**What you are asked to do**. Give the number of lines in the listing that hold the word "Weather". Write nothing but that number.
Start Provided data
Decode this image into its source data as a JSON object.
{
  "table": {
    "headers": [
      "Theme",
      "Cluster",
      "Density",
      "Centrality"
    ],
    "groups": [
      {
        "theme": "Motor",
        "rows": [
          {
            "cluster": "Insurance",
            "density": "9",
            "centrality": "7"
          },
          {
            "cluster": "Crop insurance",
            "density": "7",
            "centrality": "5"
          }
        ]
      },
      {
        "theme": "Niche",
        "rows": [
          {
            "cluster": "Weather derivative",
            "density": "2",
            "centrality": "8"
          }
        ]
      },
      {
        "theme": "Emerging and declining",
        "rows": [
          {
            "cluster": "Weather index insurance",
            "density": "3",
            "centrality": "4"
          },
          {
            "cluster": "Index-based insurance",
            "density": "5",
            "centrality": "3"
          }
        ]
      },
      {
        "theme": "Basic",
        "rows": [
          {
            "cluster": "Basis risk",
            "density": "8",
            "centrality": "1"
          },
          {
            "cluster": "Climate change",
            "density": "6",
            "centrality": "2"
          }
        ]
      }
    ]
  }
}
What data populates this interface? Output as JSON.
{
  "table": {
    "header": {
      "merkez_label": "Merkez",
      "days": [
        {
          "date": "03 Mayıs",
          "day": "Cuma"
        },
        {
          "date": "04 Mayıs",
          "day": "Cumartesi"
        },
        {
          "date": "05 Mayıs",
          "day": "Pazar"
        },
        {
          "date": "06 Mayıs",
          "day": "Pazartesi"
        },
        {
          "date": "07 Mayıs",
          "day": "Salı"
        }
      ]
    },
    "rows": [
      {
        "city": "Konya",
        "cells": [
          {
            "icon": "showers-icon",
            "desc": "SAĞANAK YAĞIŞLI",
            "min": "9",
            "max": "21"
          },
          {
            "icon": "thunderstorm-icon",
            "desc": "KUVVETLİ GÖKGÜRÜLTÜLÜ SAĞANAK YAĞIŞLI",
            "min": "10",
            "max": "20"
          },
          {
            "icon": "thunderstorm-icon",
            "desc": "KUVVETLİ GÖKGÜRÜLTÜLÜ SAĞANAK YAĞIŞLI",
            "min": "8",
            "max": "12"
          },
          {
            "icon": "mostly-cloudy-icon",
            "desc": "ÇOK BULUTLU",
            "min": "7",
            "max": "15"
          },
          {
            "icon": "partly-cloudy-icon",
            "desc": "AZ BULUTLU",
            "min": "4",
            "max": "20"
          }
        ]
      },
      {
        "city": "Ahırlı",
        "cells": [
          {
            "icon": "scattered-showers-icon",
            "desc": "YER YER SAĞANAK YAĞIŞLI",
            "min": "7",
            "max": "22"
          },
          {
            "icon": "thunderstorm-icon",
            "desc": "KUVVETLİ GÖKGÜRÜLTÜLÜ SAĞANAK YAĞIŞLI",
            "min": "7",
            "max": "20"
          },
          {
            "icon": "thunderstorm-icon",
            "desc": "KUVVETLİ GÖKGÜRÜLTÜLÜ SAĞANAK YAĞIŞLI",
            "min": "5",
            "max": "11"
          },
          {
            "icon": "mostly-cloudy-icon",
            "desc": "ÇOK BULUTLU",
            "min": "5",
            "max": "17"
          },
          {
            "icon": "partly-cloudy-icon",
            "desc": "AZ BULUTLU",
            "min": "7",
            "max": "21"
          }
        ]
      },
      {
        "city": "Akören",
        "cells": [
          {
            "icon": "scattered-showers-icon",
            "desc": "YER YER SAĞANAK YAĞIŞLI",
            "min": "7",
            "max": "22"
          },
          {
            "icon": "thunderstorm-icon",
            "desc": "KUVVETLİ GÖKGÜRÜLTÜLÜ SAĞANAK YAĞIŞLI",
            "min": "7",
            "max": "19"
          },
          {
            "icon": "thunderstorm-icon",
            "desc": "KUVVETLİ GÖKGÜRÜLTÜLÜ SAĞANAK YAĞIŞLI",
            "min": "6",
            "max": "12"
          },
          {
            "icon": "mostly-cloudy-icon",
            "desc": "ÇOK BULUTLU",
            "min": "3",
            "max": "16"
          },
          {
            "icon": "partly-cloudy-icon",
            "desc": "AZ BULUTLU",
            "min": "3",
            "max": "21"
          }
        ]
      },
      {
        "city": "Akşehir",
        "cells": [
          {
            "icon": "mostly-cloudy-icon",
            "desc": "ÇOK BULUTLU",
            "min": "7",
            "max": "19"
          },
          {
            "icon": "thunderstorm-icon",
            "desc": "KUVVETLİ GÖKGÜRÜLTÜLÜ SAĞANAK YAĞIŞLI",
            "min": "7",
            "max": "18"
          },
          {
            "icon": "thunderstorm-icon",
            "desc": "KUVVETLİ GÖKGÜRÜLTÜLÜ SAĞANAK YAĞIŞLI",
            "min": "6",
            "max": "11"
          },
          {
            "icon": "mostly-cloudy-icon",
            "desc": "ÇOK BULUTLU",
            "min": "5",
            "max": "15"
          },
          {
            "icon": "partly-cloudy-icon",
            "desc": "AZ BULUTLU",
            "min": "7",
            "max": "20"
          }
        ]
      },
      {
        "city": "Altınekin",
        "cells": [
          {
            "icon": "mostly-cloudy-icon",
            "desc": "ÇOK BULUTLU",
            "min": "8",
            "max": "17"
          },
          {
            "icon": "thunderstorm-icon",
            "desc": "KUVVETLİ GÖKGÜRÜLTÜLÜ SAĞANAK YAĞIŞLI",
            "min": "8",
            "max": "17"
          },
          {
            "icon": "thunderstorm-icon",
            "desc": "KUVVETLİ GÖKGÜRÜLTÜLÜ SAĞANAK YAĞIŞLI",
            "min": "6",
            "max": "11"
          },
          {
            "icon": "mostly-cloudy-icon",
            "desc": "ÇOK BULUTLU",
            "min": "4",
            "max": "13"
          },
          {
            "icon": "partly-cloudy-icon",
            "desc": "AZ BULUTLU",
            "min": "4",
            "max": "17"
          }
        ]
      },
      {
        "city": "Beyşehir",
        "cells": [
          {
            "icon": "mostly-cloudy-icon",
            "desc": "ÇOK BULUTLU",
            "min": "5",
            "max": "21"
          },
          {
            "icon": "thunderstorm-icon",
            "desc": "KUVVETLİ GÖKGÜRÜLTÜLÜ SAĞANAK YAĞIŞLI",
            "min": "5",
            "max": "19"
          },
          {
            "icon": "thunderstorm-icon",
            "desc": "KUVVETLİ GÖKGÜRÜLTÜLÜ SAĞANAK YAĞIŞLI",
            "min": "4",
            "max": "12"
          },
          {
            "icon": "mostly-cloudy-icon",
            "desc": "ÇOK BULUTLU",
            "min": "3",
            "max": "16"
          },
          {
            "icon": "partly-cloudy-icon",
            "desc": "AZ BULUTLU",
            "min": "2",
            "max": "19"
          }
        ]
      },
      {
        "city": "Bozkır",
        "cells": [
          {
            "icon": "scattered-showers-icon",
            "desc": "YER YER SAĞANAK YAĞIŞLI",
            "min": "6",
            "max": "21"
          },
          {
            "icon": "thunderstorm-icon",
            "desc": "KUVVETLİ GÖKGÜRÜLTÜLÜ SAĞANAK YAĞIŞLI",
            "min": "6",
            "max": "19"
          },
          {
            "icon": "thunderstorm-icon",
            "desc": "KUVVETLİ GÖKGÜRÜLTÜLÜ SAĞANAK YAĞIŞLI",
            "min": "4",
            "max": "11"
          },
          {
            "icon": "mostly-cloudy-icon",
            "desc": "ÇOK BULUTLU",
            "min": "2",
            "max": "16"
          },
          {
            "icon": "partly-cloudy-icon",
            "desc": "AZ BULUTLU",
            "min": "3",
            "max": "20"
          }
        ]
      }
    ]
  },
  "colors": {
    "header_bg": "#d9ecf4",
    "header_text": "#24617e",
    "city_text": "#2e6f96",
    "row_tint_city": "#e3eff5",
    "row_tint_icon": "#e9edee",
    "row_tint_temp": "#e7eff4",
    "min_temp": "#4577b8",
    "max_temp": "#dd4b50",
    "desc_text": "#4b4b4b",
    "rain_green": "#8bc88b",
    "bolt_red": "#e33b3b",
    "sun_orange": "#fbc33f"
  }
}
End Provided data
**Exercise result**. 2